The problem
Turn the part of the items that opens with the line containing "- close-icon: [964, 590, 972, 598]" and closes with the line containing "- undock-icon: [950, 589, 959, 598]" into a JSON list of strings, one string per line, with blank lines left out. Include only those lines.

#### Data for the task

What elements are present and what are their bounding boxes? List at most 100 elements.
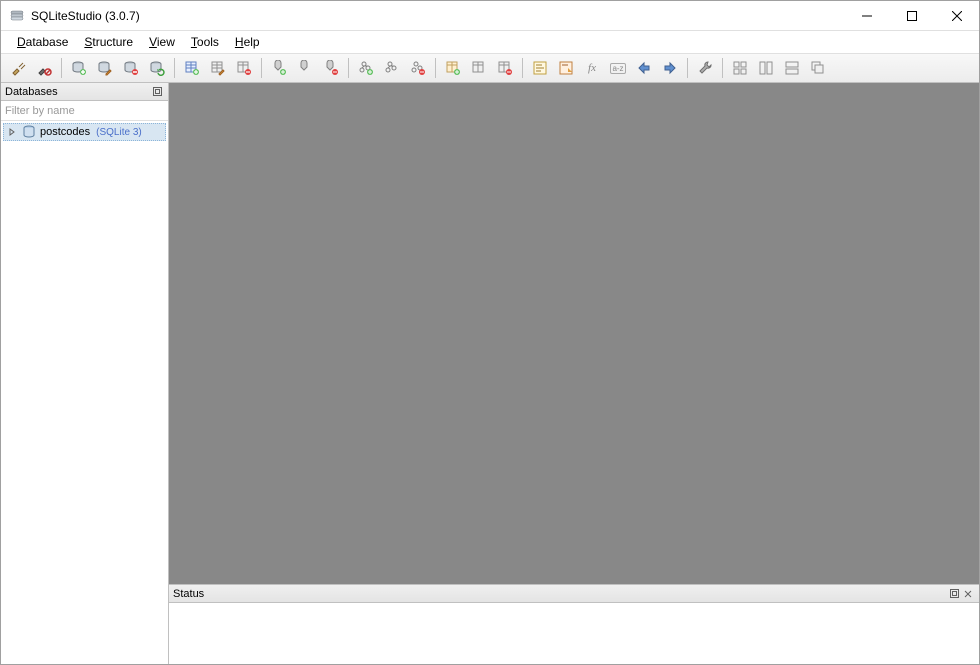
- close-icon: [964, 590, 972, 598]
- menu-database[interactable]: Database: [9, 33, 76, 51]
- index-delete-icon: [323, 60, 339, 76]
- database-tree[interactable]: postcodes (SQLite 3): [1, 121, 168, 664]
- menu-help[interactable]: Help: [227, 33, 268, 51]
- menu-view[interactable]: View: [141, 33, 183, 51]
- edit-view-button[interactable]: [467, 56, 491, 80]
- undock-icon: [950, 589, 959, 598]
- settings-button[interactable]: [693, 56, 717, 80]
- tile-grid-icon: [732, 60, 748, 76]
- db-refresh-icon: [149, 60, 165, 76]
- remove-db-button[interactable]: [119, 56, 143, 80]
- toolbar-separator: [687, 58, 688, 78]
- wrench-icon: [697, 60, 713, 76]
- db-add-icon: [71, 60, 87, 76]
- toolbar-separator: [174, 58, 175, 78]
- connect-db-button[interactable]: [6, 56, 30, 80]
- close-button[interactable]: [934, 1, 979, 30]
- tile-horizontal-button[interactable]: [754, 56, 778, 80]
- databases-panel-title: Databases: [5, 86, 150, 98]
- new-index-button[interactable]: [267, 56, 291, 80]
- delete-trigger-button[interactable]: [406, 56, 430, 80]
- sql-history-button[interactable]: [554, 56, 578, 80]
- toolbar-separator: [348, 58, 349, 78]
- toolbar-separator: [61, 58, 62, 78]
- status-panel: Status: [169, 584, 979, 664]
- toolbar-separator: [522, 58, 523, 78]
- tile-windows-button[interactable]: [728, 56, 752, 80]
- refresh-db-button[interactable]: [145, 56, 169, 80]
- toolbar-separator: [722, 58, 723, 78]
- export-icon: [662, 60, 678, 76]
- view-add-icon: [445, 60, 461, 76]
- main-area: Databases postcodes (SQLite 3): [1, 83, 979, 664]
- edit-trigger-button[interactable]: [380, 56, 404, 80]
- plug-icon: [10, 60, 26, 76]
- expand-toggle[interactable]: [8, 128, 18, 136]
- collation-icon: a-z: [610, 63, 625, 74]
- edit-index-button[interactable]: [293, 56, 317, 80]
- functions-button[interactable]: fx: [580, 56, 604, 80]
- disconnect-db-button[interactable]: [32, 56, 56, 80]
- database-filter-input[interactable]: [1, 101, 168, 121]
- toolbar-separator: [261, 58, 262, 78]
- edit-table-button[interactable]: [206, 56, 230, 80]
- database-type-label: (SQLite 3): [96, 127, 142, 138]
- db-edit-icon: [97, 60, 113, 76]
- trigger-delete-icon: [410, 60, 426, 76]
- plug-off-icon: [36, 60, 52, 76]
- mdi-canvas: [169, 83, 979, 584]
- status-panel-header: Status: [169, 585, 979, 603]
- work-area: Status: [169, 83, 979, 664]
- tree-item-database[interactable]: postcodes (SQLite 3): [3, 123, 166, 141]
- close-status-button[interactable]: [961, 587, 975, 601]
- maximize-button[interactable]: [889, 1, 934, 30]
- new-table-button[interactable]: [180, 56, 204, 80]
- undock-panel-button[interactable]: [150, 85, 164, 99]
- delete-table-button[interactable]: [232, 56, 256, 80]
- db-remove-icon: [123, 60, 139, 76]
- view-edit-icon: [471, 60, 487, 76]
- new-view-button[interactable]: [441, 56, 465, 80]
- minimize-button[interactable]: [844, 1, 889, 30]
- toolbar: fx a-z: [1, 53, 979, 83]
- databases-panel-header: Databases: [1, 83, 168, 101]
- database-name-label: postcodes: [40, 126, 90, 138]
- chevron-right-icon: [8, 128, 16, 136]
- index-edit-icon: [297, 60, 313, 76]
- window-title: SQLiteStudio (3.0.7): [31, 9, 844, 23]
- add-db-button[interactable]: [67, 56, 91, 80]
- menubar: Database Structure View Tools Help: [1, 31, 979, 53]
- table-add-icon: [184, 60, 200, 76]
- ddl-history-icon: [558, 60, 574, 76]
- database-icon: [22, 125, 36, 139]
- sql-editor-button[interactable]: [528, 56, 552, 80]
- sql-editor-icon: [532, 60, 548, 76]
- status-panel-title: Status: [173, 588, 947, 600]
- table-edit-icon: [210, 60, 226, 76]
- tile-vertical-button[interactable]: [780, 56, 804, 80]
- maximize-icon: [907, 11, 917, 21]
- status-body: [169, 603, 979, 664]
- import-button[interactable]: [632, 56, 656, 80]
- view-delete-icon: [497, 60, 513, 76]
- table-delete-icon: [236, 60, 252, 76]
- new-trigger-button[interactable]: [354, 56, 378, 80]
- export-button[interactable]: [658, 56, 682, 80]
- undock-status-button[interactable]: [947, 587, 961, 601]
- app-window: SQLiteStudio (3.0.7) Database Structure …: [0, 0, 980, 665]
- app-icon: [9, 8, 25, 24]
- edit-db-button[interactable]: [93, 56, 117, 80]
- window-controls: [844, 1, 979, 30]
- cascade-windows-button[interactable]: [806, 56, 830, 80]
- menu-tools[interactable]: Tools: [183, 33, 227, 51]
- trigger-add-icon: [358, 60, 374, 76]
- close-icon: [952, 11, 962, 21]
- delete-view-button[interactable]: [493, 56, 517, 80]
- fx-icon: fx: [588, 62, 596, 74]
- delete-index-button[interactable]: [319, 56, 343, 80]
- menu-structure[interactable]: Structure: [76, 33, 141, 51]
- collations-button[interactable]: a-z: [606, 56, 630, 80]
- index-add-icon: [271, 60, 287, 76]
- minimize-icon: [862, 11, 872, 21]
- undock-icon: [153, 87, 162, 96]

########

Exercise response
[
  "- close-icon: [964, 590, 972, 598]",
  "- menu-database[interactable]: Database: [9, 33, 76, 51]",
  "- index-delete-icon: [323, 60, 339, 76]",
  "- database-tree[interactable]: postcodes (SQLite 3): [1, 121, 168, 664]",
  "- menu-help[interactable]: Help: [227, 33, 268, 51]",
  "- menu-view[interactable]: View: [141, 33, 183, 51]",
  "- edit-view-button[interactable]: [467, 56, 491, 80]",
  "- undock-icon: [950, 589, 959, 598]"
]